--- Begin ---

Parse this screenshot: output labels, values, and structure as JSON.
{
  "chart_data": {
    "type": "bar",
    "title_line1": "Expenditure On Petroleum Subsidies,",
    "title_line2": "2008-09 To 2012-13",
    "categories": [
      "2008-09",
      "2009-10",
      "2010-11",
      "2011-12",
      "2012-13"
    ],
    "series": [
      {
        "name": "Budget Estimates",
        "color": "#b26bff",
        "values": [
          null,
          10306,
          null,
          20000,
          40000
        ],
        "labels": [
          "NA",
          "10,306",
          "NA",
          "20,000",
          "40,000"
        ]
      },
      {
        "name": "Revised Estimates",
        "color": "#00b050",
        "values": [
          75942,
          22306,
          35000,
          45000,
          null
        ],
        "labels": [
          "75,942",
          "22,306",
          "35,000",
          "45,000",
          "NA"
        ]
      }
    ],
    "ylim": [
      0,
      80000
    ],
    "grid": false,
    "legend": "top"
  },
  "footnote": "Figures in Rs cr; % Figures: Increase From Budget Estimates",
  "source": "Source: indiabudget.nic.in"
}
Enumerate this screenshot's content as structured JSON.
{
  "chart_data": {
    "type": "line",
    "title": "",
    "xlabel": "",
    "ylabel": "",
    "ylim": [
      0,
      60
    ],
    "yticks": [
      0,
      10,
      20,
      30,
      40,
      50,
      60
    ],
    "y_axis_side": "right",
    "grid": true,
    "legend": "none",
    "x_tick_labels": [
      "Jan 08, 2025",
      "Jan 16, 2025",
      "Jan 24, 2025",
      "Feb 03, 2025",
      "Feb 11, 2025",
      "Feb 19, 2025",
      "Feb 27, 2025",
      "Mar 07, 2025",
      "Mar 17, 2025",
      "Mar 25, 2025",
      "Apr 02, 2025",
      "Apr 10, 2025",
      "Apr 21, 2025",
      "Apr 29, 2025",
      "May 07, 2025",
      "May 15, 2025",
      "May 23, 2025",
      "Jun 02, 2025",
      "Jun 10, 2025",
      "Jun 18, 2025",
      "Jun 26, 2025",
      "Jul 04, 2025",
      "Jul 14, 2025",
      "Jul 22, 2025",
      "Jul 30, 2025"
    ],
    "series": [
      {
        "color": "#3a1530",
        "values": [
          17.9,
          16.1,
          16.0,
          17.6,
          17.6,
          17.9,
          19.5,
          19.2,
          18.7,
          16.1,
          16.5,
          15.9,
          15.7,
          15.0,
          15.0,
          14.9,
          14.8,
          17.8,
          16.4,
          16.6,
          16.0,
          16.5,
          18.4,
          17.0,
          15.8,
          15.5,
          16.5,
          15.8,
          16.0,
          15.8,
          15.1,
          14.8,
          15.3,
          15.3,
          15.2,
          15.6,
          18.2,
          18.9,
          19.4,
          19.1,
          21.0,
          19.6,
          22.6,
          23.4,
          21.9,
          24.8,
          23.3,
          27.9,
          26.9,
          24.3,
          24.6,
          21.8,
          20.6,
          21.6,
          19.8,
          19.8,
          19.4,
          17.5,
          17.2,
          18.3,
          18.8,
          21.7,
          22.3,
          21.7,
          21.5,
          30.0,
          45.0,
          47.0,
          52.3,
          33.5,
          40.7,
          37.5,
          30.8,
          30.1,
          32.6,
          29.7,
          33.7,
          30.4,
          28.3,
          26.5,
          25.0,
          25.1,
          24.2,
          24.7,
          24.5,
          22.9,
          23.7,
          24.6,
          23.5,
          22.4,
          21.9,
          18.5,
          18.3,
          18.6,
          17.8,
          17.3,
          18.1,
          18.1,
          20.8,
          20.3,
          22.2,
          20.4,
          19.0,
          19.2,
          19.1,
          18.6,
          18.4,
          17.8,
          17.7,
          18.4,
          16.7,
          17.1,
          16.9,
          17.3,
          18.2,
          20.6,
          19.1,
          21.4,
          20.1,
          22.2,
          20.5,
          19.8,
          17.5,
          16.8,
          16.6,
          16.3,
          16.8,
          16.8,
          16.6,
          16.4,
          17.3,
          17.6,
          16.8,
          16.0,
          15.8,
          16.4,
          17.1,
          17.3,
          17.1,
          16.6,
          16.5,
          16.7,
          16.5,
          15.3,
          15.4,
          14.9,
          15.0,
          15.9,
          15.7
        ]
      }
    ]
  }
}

--- End ---

## INSTRUCTIONS TO FOLLOW
Repeat the material word for word, in full.

## RESPONSE
Parse this screenshot: output labels, values, and structure as JSON.
{
  "chart_data": {
    "type": "bar",
    "title_line1": "Expenditure On Petroleum Subsidies,",
    "title_line2": "2008-09 To 2012-13",
    "categories": [
      "2008-09",
      "2009-10",
      "2010-11",
      "2011-12",
      "2012-13"
    ],
    "series": [
      {
        "name": "Budget Estimates",
        "color": "#b26bff",
        "values": [
          null,
          10306,
          null,
          20000,
          40000
        ],
        "labels": [
          "NA",
          "10,306",
          "NA",
          "20,000",
          "40,000"
        ]
      },
      {
        "name": "Revised Estimates",
        "color": "#00b050",
        "values": [
          75942,
          22306,
          35000,
          45000,
          null
        ],
        "labels": [
          "75,942",
          "22,306",
          "35,000",
          "45,000",
          "NA"
        ]
      }
    ],
    "ylim": [
      0,
      80000
    ],
    "grid": false,
    "legend": "top"
  },
  "footnote": "Figures in Rs cr; % Figures: Increase From Budget Estimates",
  "source": "Source: indiabudget.nic.in"
}
Enumerate this screenshot's content as structured JSON.
{
  "chart_data": {
    "type": "line",
    "title": "",
    "xlabel": "",
    "ylabel": "",
    "ylim": [
      0,
      60
    ],
    "yticks": [
      0,
      10,
      20,
      30,
      40,
      50,
      60
    ],
    "y_axis_side": "right",
    "grid": true,
    "legend": "none",
    "x_tick_labels": [
      "Jan 08, 2025",
      "Jan 16, 2025",
      "Jan 24, 2025",
      "Feb 03, 2025",
      "Feb 11, 2025",
      "Feb 19, 2025",
      "Feb 27, 2025",
      "Mar 07, 2025",
      "Mar 17, 2025",
      "Mar 25, 2025",
      "Apr 02, 2025",
      "Apr 10, 2025",
      "Apr 21, 2025",
      "Apr 29, 2025",
      "May 07, 2025",
      "May 15, 2025",
      "May 23, 2025",
      "Jun 02, 2025",
      "Jun 10, 2025",
      "Jun 18, 2025",
      "Jun 26, 2025",
      "Jul 04, 2025",
      "Jul 14, 2025",
      "Jul 22, 2025",
      "Jul 30, 2025"
    ],
    "series": [
      {
        "color": "#3a1530",
        "values": [
          17.9,
          16.1,
          16.0,
          17.6,
          17.6,
          17.9,
          19.5,
          19.2,
          18.7,
          16.1,
          16.5,
          15.9,
          15.7,
          15.0,
          15.0,
          14.9,
          14.8,
          17.8,
          16.4,
          16.6,
          16.0,
          16.5,
          18.4,
          17.0,
          15.8,
          15.5,
          16.5,
          15.8,
          16.0,
          15.8,
          15.1,
          14.8,
          15.3,
          15.3,
          15.2,
          15.6,
          18.2,
          18.9,
          19.4,
          19.1,
          21.0,
          19.6,
          22.6,
          23.4,
          21.9,
          24.8,
          23.3,
          27.9,
          26.9,
          24.3,
          24.6,
          21.8,
          20.6,
          21.6,
          19.8,
          19.8,
          19.4,
          17.5,
          17.2,
          18.3,
          18.8,
          21.7,
          22.3,
          21.7,
          21.5,
          30.0,
          45.0,
          47.0,
          52.3,
          33.5,
          40.7,
          37.5,
          30.8,
          30.1,
          32.6,
          29.7,
          33.7,
          30.4,
          28.3,
          26.5,
          25.0,
          25.1,
          24.2,
          24.7,
          24.5,
          22.9,
          23.7,
          24.6,
          23.5,
          22.4,
          21.9,
          18.5,
          18.3,
          18.6,
          17.8,
          17.3,
          18.1,
          18.1,
          20.8,
          20.3,
          22.2,
          20.4,
          19.0,
          19.2,
          19.1,
          18.6,
          18.4,
          17.8,
          17.7,
          18.4,
          16.7,
          17.1,
          16.9,
          17.3,
          18.2,
          20.6,
          19.1,
          21.4,
          20.1,
          22.2,
          20.5,
          19.8,
          17.5,
          16.8,
          16.6,
          16.3,
          16.8,
          16.8,
          16.6,
          16.4,
          17.3,
          17.6,
          16.8,
          16.0,
          15.8,
          16.4,
          17.1,
          17.3,
          17.1,
          16.6,
          16.5,
          16.7,
          16.5,
          15.3,
          15.4,
          14.9,
          15.0,
          15.9,
          15.7
        ]
      }
    ]
  }
}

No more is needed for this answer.